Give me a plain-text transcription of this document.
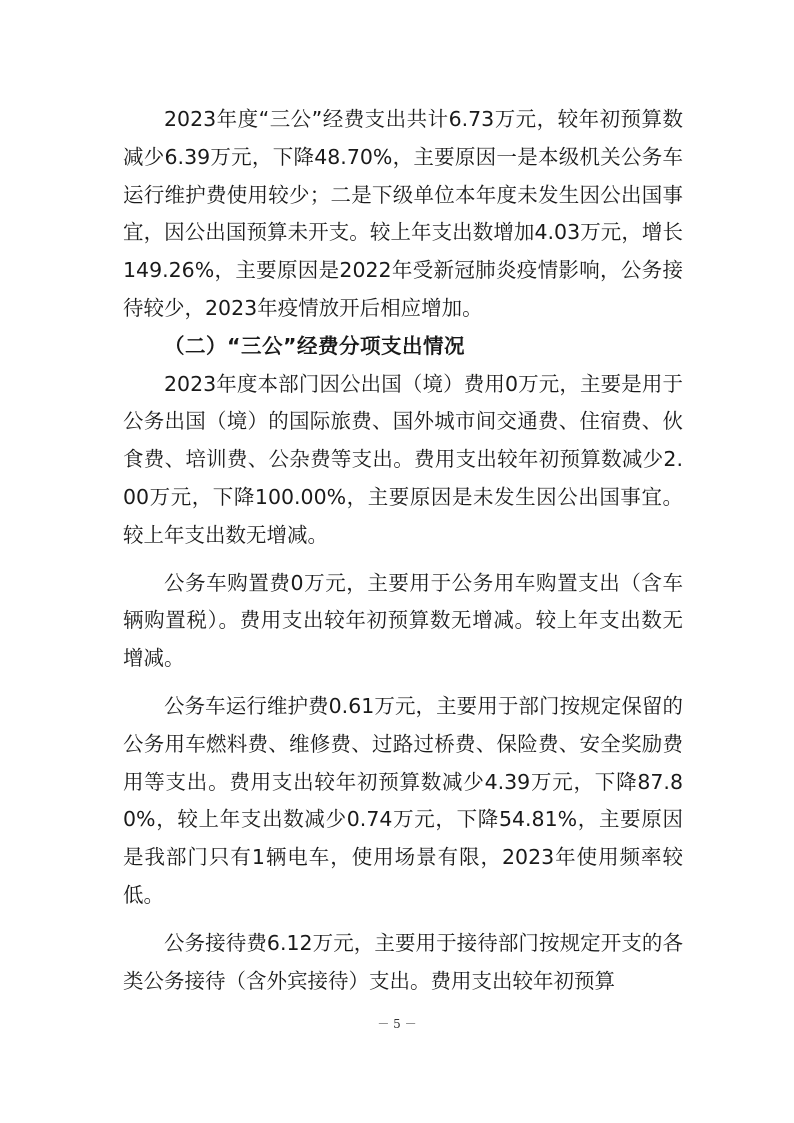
2023年度“三公”经费支出共计6.73万元，较年初预算数减少6.39万元，下降48.70%，主要原因一是本级机关公务车运行维护费使用较少；二是下级单位本年度未发生因公出国事宜，因公出国预算未开支。较上年支出数增加4.03万元，增长149.26%，主要原因是2022年受新冠肺炎疫情影响，公务接待较少，2023年疫情放开后相应增加。

（二）“三公”经费分项支出情况

2023年度本部门因公出国（境）费用0万元，主要是用于公务出国（境）的国际旅费、国外城市间交通费、住宿费、伙食费、培训费、公杂费等支出。费用支出较年初预算数减少2.00万元，下降100.00%，主要原因是未发生因公出国事宜。较上年支出数无增减。

公务车购置费0万元，主要用于公务用车购置支出（含车辆购置税）。费用支出较年初预算数无增减。较上年支出数无增减。

公务车运行维护费0.61万元，主要用于部门按规定保留的公务用车燃料费、维修费、过路过桥费、保险费、安全奖励费用等支出。费用支出较年初预算数减少4.39万元，下降87.80%，较上年支出数减少0.74万元，下降54.81%，主要原因是我部门只有1辆电车，使用场景有限，2023年使用频率较低。

公务接待费6.12万元，主要用于接待部门按规定开支的各类公务接待（含外宾接待）支出。费用支出较年初预算

－ 5 －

★ ★ ★ ★

**Problem requirements**
Skip the images and write out the rest of the listing exactly.

**The result**
Give me a plain-text transcription of this document.
2023年度“三公”经费支出共计6.73万元，较年初预算数减少6.39万元，下降48.70%，主要原因一是本级机关公务车运行维护费使用较少；二是下级单位本年度未发生因公出国事宜，因公出国预算未开支。较上年支出数增加4.03万元，增长149.26%，主要原因是2022年受新冠肺炎疫情影响，公务接待较少，2023年疫情放开后相应增加。

（二）“三公”经费分项支出情况

2023年度本部门因公出国（境）费用0万元，主要是用于公务出国（境）的国际旅费、国外城市间交通费、住宿费、伙食费、培训费、公杂费等支出。费用支出较年初预算数减少2.00万元，下降100.00%，主要原因是未发生因公出国事宜。较上年支出数无增减。

公务车购置费0万元，主要用于公务用车购置支出（含车辆购置税）。费用支出较年初预算数无增减。较上年支出数无增减。

公务车运行维护费0.61万元，主要用于部门按规定保留的公务用车燃料费、维修费、过路过桥费、保险费、安全奖励费用等支出。费用支出较年初预算数减少4.39万元，下降87.80%，较上年支出数减少0.74万元，下降54.81%，主要原因是我部门只有1辆电车，使用场景有限，2023年使用频率较低。

公务接待费6.12万元，主要用于接待部门按规定开支的各类公务接待（含外宾接待）支出。费用支出较年初预算

－ 5 －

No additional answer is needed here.